Data records
━━━━━━━━

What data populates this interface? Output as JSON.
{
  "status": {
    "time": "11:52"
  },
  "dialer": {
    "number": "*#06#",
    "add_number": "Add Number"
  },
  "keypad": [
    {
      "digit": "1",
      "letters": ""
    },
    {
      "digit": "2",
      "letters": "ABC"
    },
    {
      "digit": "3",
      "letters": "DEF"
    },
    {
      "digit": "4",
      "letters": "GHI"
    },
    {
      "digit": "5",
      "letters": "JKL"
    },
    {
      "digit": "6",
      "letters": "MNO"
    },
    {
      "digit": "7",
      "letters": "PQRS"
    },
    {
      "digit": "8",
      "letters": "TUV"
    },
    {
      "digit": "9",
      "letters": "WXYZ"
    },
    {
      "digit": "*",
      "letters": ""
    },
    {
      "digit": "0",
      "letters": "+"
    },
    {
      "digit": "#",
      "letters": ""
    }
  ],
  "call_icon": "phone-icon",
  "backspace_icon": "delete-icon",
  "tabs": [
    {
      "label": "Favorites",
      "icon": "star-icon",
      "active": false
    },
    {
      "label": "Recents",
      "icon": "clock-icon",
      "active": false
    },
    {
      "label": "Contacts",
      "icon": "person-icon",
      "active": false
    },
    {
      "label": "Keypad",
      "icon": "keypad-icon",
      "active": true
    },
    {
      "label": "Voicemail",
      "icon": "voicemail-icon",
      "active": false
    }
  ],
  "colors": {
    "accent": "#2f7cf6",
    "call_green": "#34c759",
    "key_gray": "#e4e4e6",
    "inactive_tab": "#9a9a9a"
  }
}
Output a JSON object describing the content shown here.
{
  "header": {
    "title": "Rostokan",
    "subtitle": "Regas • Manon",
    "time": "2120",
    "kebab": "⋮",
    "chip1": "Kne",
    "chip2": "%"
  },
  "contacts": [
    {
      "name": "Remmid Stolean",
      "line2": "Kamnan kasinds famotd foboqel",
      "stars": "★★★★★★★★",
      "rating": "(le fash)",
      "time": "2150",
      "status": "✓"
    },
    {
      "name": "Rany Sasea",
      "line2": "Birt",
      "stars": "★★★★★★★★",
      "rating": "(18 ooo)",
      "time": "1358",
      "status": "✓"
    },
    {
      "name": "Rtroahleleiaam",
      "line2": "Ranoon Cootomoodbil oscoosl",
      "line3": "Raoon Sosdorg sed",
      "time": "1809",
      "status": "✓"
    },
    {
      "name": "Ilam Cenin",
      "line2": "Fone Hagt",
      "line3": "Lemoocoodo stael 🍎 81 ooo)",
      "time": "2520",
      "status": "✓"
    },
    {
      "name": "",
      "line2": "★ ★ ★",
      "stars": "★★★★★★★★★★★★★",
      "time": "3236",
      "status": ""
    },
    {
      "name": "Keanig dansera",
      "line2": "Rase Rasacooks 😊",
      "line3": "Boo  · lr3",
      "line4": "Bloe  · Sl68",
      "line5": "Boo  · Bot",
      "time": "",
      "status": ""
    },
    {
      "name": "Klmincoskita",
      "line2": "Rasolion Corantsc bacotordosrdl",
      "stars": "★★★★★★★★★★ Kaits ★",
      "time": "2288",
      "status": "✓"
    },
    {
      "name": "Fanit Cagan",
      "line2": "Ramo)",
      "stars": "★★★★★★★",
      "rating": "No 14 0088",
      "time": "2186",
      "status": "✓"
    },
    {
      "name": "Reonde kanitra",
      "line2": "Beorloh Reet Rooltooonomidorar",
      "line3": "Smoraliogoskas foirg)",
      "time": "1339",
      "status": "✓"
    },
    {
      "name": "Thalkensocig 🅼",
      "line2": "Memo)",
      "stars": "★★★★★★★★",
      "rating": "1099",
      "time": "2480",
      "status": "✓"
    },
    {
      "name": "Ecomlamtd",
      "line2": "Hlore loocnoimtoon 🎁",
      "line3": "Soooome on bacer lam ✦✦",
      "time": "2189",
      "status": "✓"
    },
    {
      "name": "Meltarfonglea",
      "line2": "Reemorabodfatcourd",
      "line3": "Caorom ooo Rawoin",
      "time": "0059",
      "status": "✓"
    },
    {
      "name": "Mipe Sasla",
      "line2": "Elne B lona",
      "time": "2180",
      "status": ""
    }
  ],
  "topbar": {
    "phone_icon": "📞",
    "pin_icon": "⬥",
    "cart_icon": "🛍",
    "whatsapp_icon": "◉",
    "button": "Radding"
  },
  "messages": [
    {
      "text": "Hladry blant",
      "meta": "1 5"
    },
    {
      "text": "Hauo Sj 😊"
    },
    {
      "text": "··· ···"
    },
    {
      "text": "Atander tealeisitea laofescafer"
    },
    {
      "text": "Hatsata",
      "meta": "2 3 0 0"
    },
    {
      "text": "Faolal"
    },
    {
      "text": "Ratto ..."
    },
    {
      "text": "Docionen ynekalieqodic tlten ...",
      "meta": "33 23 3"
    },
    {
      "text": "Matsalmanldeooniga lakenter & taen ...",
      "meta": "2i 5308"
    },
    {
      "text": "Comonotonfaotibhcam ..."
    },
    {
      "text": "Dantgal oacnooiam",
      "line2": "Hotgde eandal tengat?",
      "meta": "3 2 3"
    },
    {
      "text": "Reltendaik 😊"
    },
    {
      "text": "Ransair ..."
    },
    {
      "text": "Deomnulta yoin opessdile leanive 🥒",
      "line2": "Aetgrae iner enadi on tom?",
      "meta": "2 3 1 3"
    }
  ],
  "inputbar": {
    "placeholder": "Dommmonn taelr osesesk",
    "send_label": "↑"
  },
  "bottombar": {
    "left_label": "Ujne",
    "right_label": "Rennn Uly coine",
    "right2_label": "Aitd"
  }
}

━━━━━━━━

→ **What needs to be done**
Single out each line of the records above with the string "digit" in it, and copy it.

→ **Solution to this task**
      "digit": "1",
      "digit": "2",
      "digit": "3",
      "digit": "4",
      "digit": "5",
      "digit": "6",
      "digit": "7",
      "digit": "8",
      "digit": "9",
      "digit": "*",
      "digit": "0",
      "digit": "#",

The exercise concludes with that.